----- FRAGMENTO DEL TEXTO -----
Era en ese noviembre donde la vida coincidía con el inicio de la estación de otoño donde las hojas de los arboles cambian su verde vivo por hojas amarillentas, rojas o marrones que se caen con facilidad con la ayuda del viento que sopla fuerte. Así sin parar las estaciones del año me vino encima ese invierno que enfrió mi corazón de un solo golpe, donde la temperatura descendió, el cielo se me nublo y las pocas horas de luz solar no eran suficientes para sentir calor. Ese año marco mi vida y dejo una herida difícil de cicatrizar.
El otoño llego con fuerza, mi abuelo enfermo y sus pulmones no resistían más, su saturación descendía hasta 30%. Lo manteníamos aislado en aquel cuarto con altas concentraciones de oxígeno. La decisión más difícil fue llamar a la ambulancia, ver que encendían las sirenas y que sin duda quizá fuera la última vez que lo verían. Recuerdo aquel día como si fuera hoy entro una llamada para avisarme que mi abuelo estaba en camino y llegaría en 10 minutos al hospital. En cuanto pude baje a verlo, estaba en esa camilla, con esa mascarilla y esa toma de oxígeno ruidosa por el alto flujo con un monitor que a cada momento alarmaba porque sus signos vitales se alteraban cada vez que su saturación descendía. Cada vez que entraba con todo ese equipo que no me dejaba nada al descubierto al escuchar mi voz me decía: ¿eres tú? y yo se lo afirmaba. Escondía mis deseos de llorar y quebrarme porque a pesar de todo mi abuelo no lo hacía era una forma de demostrar que estábamos siendo fuertes. Fueron los días más agonizantes de mi vida. Lloraba de rabia y coraje, estaba enojada con Dios y con la vida por verlo sufrir así, por no poder hacer nada. Debido a su estado de gravedad entre a su habitación y le explique que era necesaria la intubación y sin entenderlo me decía que si le ayudaría a poder respirar mejor.
----- INFORMACIÓN -----
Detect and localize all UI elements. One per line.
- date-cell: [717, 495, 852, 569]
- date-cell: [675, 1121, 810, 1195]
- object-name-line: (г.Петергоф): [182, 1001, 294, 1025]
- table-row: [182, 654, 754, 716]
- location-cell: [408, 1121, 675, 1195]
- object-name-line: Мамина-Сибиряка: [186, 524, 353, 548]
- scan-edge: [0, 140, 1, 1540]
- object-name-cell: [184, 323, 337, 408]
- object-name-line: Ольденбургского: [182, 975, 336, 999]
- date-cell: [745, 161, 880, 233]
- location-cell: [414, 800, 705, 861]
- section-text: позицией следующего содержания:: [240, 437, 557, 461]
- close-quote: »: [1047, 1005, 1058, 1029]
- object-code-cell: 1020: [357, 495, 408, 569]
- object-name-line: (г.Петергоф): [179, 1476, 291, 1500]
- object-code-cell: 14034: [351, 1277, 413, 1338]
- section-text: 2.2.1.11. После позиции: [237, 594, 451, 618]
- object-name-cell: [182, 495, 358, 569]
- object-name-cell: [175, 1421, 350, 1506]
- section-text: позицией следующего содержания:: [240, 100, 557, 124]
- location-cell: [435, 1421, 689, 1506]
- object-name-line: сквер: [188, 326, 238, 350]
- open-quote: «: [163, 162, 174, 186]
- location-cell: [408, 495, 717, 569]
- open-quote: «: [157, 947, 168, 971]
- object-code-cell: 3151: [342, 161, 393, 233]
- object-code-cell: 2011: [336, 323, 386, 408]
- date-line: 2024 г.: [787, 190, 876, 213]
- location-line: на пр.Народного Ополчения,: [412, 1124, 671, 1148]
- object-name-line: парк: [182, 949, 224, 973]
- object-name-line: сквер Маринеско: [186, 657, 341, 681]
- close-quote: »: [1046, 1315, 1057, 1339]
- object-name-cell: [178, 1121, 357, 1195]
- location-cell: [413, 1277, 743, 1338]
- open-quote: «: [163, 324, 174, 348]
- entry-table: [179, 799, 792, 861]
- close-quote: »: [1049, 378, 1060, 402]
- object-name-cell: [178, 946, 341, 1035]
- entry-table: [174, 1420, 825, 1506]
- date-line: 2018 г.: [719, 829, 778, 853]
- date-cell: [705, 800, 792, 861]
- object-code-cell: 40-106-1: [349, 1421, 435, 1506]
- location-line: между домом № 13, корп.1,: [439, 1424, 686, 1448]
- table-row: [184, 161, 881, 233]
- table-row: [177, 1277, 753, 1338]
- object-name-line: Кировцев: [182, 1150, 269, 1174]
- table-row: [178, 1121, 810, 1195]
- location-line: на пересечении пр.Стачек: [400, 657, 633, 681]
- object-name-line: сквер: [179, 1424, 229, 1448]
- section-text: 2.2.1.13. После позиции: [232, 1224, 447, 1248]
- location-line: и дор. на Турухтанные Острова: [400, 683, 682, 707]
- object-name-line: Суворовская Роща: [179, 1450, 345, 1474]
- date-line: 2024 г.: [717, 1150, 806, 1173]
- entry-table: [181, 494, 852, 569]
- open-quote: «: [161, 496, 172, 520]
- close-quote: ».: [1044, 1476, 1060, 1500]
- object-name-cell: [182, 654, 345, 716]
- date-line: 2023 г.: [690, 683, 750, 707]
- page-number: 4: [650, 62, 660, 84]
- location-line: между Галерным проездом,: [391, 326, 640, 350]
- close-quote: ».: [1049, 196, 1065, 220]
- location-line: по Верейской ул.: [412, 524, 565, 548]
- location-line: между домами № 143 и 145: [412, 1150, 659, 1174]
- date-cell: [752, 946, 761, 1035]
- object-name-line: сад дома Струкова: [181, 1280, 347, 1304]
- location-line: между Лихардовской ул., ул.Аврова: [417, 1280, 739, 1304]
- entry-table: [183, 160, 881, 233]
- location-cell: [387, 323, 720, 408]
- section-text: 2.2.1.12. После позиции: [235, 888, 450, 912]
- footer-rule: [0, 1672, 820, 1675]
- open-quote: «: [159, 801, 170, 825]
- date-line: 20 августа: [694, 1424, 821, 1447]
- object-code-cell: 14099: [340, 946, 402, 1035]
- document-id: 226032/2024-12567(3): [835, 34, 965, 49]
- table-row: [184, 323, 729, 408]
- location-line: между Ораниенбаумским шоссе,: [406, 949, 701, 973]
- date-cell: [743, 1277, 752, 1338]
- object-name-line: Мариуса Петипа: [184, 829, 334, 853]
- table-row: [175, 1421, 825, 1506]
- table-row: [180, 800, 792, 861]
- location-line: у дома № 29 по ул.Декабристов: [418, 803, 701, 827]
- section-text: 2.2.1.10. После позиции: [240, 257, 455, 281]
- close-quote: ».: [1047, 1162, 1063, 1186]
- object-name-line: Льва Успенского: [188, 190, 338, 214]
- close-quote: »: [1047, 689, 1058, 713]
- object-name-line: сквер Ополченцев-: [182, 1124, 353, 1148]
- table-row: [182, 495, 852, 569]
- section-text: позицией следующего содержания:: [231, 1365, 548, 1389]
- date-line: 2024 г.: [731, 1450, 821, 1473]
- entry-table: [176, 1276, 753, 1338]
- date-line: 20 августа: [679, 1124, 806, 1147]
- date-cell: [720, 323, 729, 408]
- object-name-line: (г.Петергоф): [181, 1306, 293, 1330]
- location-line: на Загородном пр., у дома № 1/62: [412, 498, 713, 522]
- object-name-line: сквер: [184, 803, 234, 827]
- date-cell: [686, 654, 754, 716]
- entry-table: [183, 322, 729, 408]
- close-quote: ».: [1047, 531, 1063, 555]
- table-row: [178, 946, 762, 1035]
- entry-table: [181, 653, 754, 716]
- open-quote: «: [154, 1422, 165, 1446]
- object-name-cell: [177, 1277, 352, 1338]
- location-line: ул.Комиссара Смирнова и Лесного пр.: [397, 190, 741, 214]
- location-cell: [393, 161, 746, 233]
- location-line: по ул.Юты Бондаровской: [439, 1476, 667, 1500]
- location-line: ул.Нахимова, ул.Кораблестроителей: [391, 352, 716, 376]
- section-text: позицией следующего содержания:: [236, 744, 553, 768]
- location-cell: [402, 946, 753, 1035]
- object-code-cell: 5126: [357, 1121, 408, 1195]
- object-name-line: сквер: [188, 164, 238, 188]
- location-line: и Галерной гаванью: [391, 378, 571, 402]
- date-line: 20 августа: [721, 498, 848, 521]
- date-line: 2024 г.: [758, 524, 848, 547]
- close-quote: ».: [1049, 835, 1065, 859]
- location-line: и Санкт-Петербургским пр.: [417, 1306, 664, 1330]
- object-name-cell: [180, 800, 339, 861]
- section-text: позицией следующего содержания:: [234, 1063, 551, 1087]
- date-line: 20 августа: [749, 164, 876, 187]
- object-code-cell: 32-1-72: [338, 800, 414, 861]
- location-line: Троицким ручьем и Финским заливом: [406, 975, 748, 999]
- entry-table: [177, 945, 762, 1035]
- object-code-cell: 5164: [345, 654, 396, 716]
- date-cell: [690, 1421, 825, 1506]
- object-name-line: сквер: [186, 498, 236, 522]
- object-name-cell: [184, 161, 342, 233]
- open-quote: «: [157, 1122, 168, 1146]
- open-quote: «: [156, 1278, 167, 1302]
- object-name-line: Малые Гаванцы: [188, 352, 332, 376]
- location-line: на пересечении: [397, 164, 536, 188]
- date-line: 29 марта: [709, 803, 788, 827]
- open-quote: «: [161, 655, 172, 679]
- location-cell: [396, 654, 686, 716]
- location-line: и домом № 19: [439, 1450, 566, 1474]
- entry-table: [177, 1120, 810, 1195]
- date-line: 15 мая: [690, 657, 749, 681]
-----
**DETALLES DE LA TAREA**
Prosigue el relato sobre la enfermedad del abuelo justo después de su última oración.

**RESULTADO**
Ese día mi mascara que hacía sello total alrededor de mi cara se llenó de lágrimas. Como podía decirle que lo más probable era que nunca más volvería a abrir sus ojos. Y no, no pude hacerlo me gano el egoísmo, el sentimiento, la tristeza. Se miraba con ojos tristes, pero al final me dijo que su misión había cumplido. Simplemente sabía lo que pasaba y se estaba preparando para su muerte. Ese día me despedí como siempre, no me di cuenta que al guardar él te quiero para la mañana siguiente sería demasiado tarde. Y así fue como nos llegó el invierno su corazón se paralizo, dejo de latir para siempre. Fue el diciembre más frio aquel que nos llega a los huesos. Donde entendí que el duelo es tan natural como llorar cuando me lastimo, dormir cuando estoy cansada, comer cuando tengo hambre, estornudar cuando me pica la nariz. Es la manera en que la naturaleza sana un corazón roto.